▶ _WRITTEN REQUEST_
From the listing below, pull out the lines that hold "Inertia".

## start EXTRACTED DATA

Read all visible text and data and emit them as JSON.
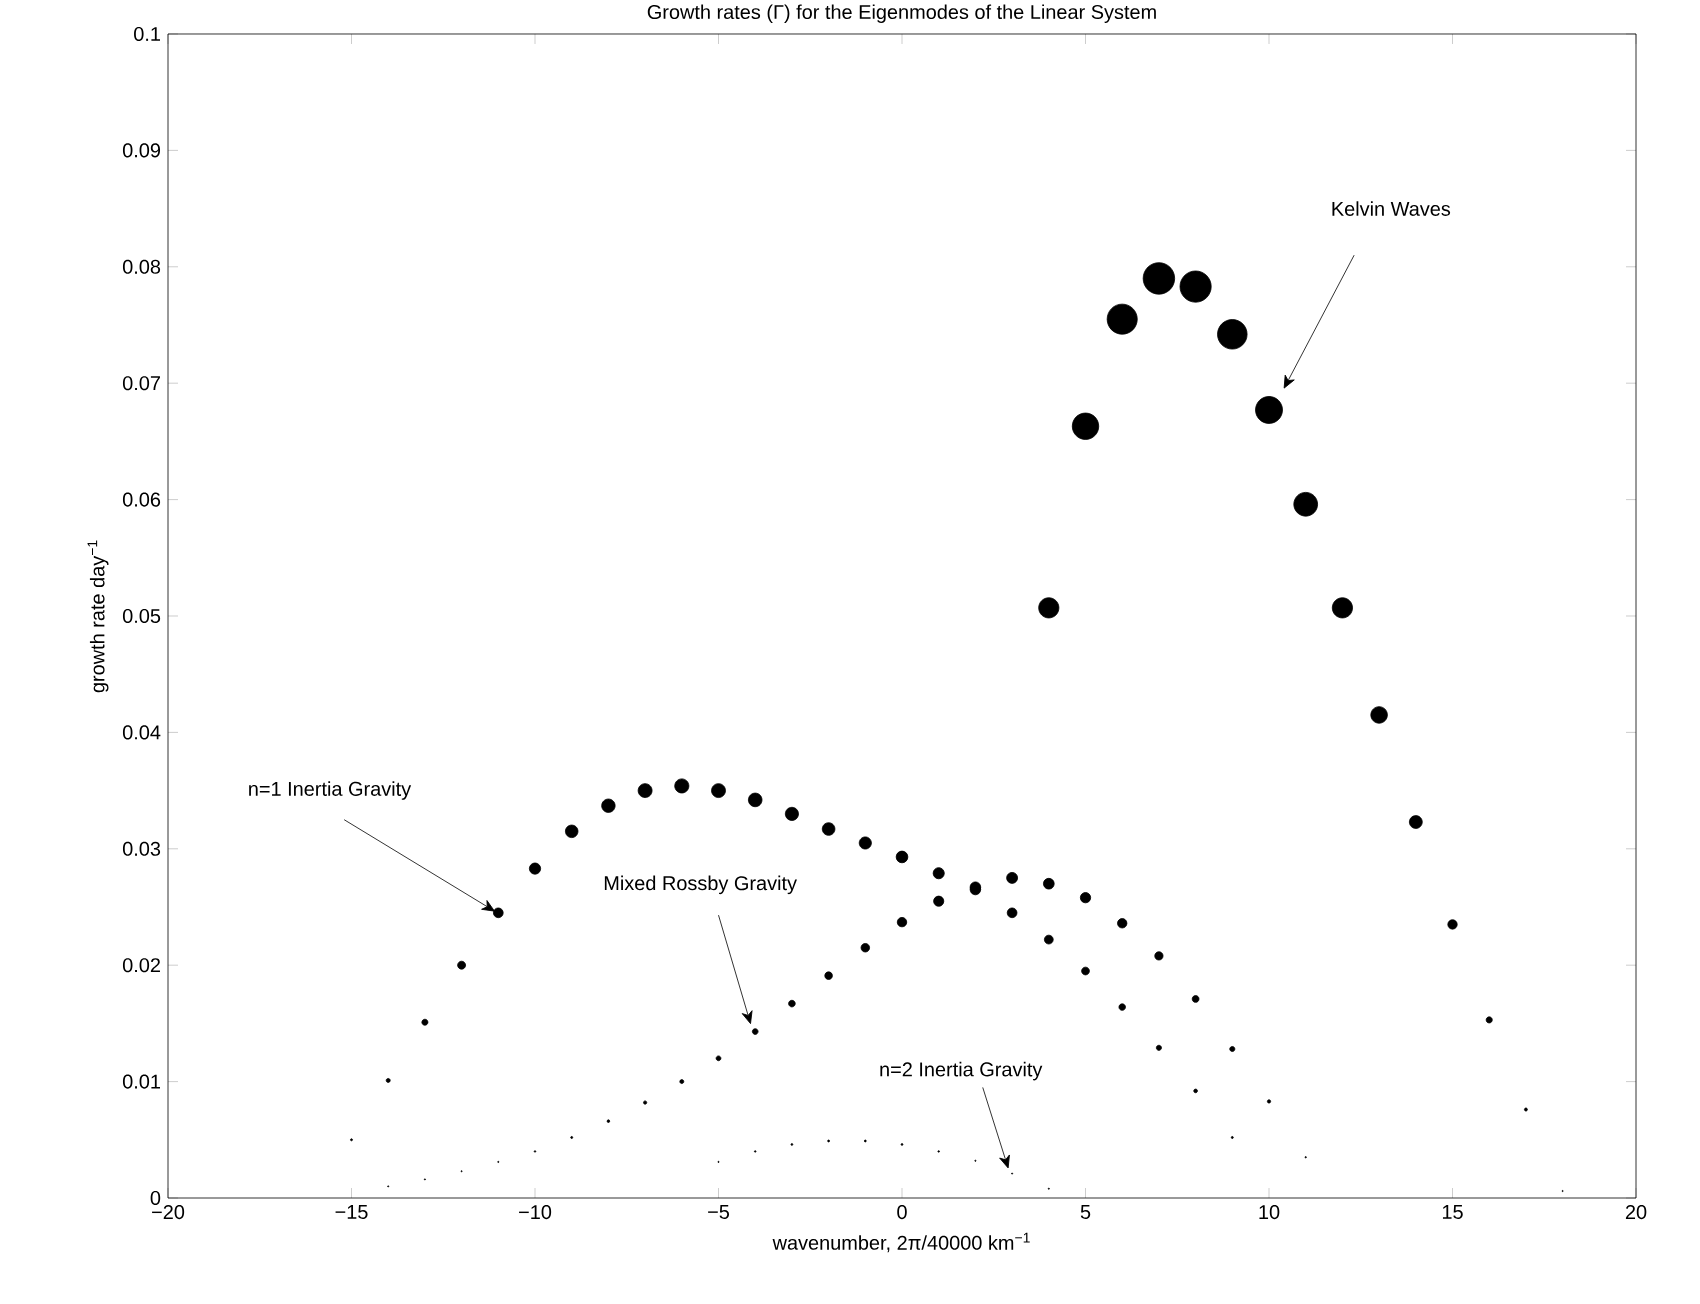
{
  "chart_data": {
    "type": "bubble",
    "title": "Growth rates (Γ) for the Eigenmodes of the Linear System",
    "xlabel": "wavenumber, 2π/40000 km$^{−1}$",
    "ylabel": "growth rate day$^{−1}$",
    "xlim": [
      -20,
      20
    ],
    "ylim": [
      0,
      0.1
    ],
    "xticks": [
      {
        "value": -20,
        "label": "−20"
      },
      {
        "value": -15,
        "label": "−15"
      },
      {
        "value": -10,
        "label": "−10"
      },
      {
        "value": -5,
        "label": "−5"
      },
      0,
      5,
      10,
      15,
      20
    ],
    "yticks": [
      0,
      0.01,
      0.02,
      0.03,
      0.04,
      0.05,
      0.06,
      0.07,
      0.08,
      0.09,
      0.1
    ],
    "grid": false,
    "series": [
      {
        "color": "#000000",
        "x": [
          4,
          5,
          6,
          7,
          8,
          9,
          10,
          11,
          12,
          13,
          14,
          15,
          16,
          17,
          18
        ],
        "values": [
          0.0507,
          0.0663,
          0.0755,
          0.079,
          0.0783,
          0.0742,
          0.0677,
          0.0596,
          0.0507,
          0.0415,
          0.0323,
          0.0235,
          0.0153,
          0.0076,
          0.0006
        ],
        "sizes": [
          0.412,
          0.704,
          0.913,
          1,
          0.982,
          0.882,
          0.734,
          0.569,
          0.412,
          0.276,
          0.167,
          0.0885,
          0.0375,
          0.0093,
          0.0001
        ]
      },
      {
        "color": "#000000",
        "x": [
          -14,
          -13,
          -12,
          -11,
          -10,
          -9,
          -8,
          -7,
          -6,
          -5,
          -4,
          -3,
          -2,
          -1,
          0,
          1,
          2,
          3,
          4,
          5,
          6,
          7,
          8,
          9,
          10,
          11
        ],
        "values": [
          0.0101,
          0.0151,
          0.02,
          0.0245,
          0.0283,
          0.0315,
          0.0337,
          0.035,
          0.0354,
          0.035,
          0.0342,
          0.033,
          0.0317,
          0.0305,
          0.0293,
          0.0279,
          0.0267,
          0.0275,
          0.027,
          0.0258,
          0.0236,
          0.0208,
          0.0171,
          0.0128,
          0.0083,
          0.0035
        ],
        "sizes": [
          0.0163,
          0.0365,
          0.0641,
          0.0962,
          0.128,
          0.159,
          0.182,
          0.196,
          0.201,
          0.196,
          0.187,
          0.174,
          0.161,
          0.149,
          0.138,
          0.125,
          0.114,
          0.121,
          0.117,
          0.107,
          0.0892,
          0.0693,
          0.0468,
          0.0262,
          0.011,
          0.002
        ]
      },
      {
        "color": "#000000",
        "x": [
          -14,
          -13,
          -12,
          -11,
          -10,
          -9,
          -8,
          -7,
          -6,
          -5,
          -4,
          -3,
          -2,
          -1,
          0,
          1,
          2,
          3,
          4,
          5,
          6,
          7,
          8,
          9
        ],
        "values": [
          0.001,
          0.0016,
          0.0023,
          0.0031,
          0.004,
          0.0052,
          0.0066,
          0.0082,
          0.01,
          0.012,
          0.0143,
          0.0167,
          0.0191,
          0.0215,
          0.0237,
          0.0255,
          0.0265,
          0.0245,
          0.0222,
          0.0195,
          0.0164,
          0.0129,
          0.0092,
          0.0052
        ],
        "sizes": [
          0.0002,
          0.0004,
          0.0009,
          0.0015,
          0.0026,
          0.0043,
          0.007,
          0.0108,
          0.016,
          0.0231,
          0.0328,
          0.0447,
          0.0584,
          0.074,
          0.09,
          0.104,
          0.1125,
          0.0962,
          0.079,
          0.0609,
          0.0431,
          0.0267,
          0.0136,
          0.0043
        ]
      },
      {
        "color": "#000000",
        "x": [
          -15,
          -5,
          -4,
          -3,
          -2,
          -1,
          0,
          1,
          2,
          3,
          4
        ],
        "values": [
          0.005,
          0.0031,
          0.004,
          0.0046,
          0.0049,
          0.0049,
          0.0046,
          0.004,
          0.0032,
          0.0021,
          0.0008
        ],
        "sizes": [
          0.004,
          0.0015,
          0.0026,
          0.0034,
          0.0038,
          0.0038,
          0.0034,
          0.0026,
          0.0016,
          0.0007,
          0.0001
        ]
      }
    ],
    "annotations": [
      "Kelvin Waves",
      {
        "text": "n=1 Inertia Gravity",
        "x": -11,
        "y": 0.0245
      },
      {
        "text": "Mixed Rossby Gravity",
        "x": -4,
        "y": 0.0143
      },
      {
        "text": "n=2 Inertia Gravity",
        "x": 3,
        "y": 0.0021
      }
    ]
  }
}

## end EXTRACTED DATA
## start EXTRACTED DATA

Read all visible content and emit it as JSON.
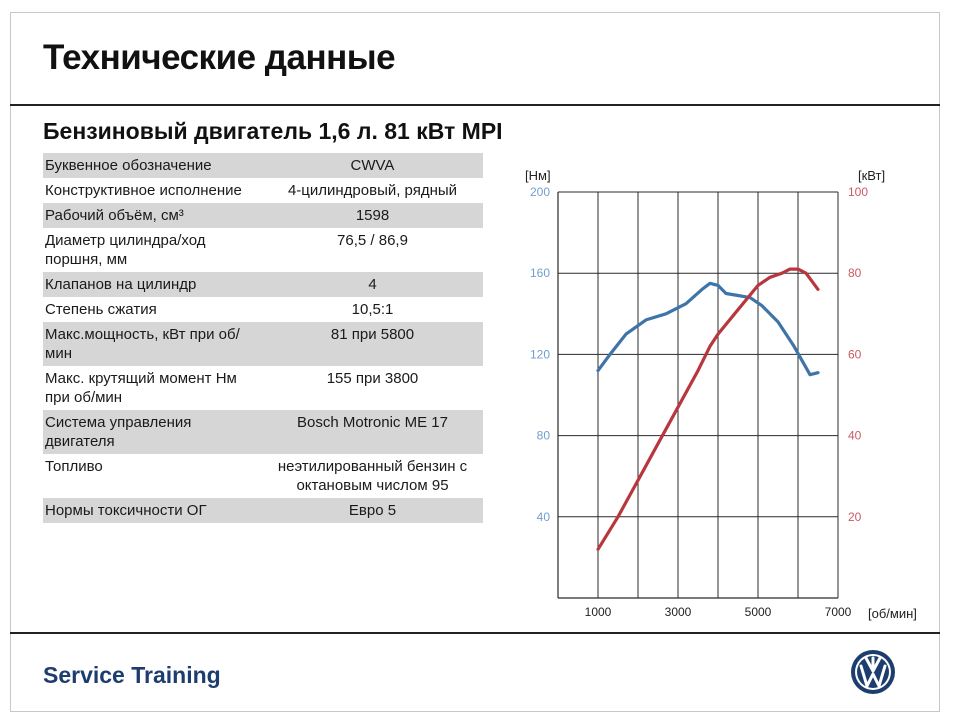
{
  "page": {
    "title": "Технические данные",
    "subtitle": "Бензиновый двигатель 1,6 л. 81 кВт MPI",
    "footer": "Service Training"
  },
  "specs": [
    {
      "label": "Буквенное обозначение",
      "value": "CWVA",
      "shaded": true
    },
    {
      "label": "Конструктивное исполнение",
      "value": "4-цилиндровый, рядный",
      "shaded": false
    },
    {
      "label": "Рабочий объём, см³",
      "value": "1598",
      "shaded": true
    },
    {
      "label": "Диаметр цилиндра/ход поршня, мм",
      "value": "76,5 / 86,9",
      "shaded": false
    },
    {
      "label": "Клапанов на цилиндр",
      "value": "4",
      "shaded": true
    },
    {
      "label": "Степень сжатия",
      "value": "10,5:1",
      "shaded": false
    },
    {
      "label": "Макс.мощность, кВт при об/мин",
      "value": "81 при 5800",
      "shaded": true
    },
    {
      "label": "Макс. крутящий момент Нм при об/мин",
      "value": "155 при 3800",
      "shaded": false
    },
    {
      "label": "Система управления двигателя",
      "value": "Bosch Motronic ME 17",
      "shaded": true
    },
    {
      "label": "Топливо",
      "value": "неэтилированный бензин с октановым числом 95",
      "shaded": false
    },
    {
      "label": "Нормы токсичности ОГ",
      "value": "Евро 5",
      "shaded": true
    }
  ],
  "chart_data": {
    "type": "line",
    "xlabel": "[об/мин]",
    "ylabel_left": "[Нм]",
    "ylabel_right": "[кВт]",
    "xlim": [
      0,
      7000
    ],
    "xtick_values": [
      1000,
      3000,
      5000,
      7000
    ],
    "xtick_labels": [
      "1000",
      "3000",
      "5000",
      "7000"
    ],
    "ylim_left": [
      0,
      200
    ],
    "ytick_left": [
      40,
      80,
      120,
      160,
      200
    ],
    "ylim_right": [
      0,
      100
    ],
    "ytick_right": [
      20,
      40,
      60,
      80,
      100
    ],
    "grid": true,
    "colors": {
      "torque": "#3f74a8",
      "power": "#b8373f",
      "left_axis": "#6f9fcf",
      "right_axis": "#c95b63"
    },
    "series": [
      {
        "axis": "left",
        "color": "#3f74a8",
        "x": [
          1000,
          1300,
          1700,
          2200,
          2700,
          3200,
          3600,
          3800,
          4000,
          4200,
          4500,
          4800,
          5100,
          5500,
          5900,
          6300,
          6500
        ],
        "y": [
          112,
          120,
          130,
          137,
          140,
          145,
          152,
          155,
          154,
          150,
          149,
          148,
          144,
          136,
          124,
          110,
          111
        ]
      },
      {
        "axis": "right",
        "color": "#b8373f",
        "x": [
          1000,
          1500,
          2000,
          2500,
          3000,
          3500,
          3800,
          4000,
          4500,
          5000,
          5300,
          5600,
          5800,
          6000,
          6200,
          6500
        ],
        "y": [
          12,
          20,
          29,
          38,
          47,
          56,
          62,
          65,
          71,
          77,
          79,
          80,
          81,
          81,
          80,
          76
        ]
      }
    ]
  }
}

## end EXTRACTED DATA
## start EXTRACTED DATA

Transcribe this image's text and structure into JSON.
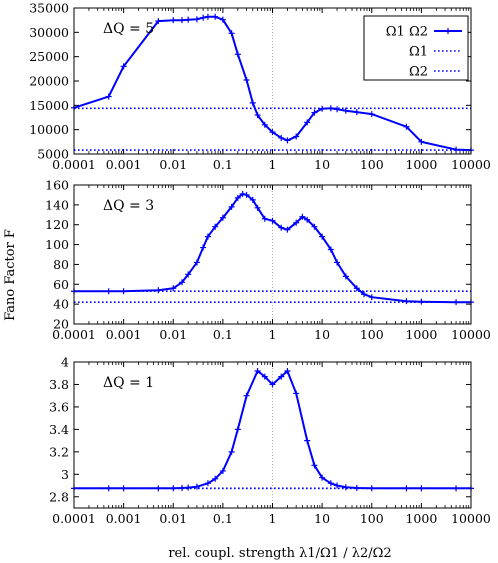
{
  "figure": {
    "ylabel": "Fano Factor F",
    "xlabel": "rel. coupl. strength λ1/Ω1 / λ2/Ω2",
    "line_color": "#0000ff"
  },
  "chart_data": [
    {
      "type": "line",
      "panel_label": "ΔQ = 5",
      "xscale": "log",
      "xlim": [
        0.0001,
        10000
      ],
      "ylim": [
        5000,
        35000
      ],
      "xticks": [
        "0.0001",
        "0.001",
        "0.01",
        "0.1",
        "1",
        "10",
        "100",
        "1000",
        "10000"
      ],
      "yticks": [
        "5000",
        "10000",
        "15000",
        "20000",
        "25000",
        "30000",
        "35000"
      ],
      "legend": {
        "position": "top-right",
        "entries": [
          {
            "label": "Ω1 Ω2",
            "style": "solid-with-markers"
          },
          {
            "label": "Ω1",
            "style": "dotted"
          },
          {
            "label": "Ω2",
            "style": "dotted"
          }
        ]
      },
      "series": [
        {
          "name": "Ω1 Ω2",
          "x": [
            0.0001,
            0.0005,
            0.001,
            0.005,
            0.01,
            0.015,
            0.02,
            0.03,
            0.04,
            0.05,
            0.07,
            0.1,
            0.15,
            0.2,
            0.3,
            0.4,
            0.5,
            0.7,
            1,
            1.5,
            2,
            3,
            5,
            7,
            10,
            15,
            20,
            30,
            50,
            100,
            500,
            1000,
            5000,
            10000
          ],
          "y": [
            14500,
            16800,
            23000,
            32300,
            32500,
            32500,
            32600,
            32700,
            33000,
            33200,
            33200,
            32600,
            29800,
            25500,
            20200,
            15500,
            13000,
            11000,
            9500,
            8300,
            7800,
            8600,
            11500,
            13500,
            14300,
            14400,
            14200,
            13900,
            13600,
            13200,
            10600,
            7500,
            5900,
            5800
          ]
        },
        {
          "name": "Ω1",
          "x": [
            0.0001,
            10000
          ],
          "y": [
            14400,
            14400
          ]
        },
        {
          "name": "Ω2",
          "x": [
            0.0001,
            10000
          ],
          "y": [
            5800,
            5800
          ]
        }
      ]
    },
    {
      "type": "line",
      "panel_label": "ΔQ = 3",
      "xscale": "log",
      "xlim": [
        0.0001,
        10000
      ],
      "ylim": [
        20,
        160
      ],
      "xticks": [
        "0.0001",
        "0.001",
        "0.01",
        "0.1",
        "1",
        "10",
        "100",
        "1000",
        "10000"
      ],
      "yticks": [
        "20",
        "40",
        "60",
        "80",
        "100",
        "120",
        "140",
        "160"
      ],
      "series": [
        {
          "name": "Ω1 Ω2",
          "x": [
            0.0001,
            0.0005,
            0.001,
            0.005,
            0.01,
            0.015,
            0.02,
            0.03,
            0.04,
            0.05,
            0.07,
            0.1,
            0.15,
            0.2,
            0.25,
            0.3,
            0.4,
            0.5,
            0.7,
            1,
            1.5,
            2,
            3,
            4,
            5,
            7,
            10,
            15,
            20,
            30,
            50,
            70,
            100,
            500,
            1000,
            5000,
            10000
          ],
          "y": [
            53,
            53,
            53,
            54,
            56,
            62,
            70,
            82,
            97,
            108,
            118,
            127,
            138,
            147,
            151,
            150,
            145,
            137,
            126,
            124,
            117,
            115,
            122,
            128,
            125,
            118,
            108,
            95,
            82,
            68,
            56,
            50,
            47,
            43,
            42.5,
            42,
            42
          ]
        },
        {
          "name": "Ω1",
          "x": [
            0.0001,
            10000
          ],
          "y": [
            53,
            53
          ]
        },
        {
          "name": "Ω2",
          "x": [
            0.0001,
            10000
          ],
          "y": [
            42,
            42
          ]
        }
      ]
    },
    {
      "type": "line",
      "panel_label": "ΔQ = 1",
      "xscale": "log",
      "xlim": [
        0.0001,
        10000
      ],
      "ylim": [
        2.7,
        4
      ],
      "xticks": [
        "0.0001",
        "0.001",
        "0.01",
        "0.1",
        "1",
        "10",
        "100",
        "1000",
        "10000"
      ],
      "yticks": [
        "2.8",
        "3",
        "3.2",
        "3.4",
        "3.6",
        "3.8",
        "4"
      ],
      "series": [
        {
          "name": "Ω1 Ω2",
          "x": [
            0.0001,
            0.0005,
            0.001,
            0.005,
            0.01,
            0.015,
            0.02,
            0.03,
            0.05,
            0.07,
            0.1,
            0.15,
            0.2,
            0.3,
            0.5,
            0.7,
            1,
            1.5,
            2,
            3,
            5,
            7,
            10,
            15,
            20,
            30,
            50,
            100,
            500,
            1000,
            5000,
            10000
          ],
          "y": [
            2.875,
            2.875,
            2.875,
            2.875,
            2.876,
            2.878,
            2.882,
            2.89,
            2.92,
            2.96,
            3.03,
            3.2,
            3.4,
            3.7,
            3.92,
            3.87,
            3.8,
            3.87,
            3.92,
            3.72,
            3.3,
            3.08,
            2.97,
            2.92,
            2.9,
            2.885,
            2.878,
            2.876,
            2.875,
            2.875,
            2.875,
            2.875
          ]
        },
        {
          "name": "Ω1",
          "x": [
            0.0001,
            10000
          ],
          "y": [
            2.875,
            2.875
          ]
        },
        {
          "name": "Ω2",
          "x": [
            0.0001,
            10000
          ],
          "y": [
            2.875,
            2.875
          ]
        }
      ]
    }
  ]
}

## end EXTRACTED DATA

▶ _SOLUTION TO THIS TASK_
        "text": "n=1 Inertia Gravity",
        "text": "n=2 Inertia Gravity",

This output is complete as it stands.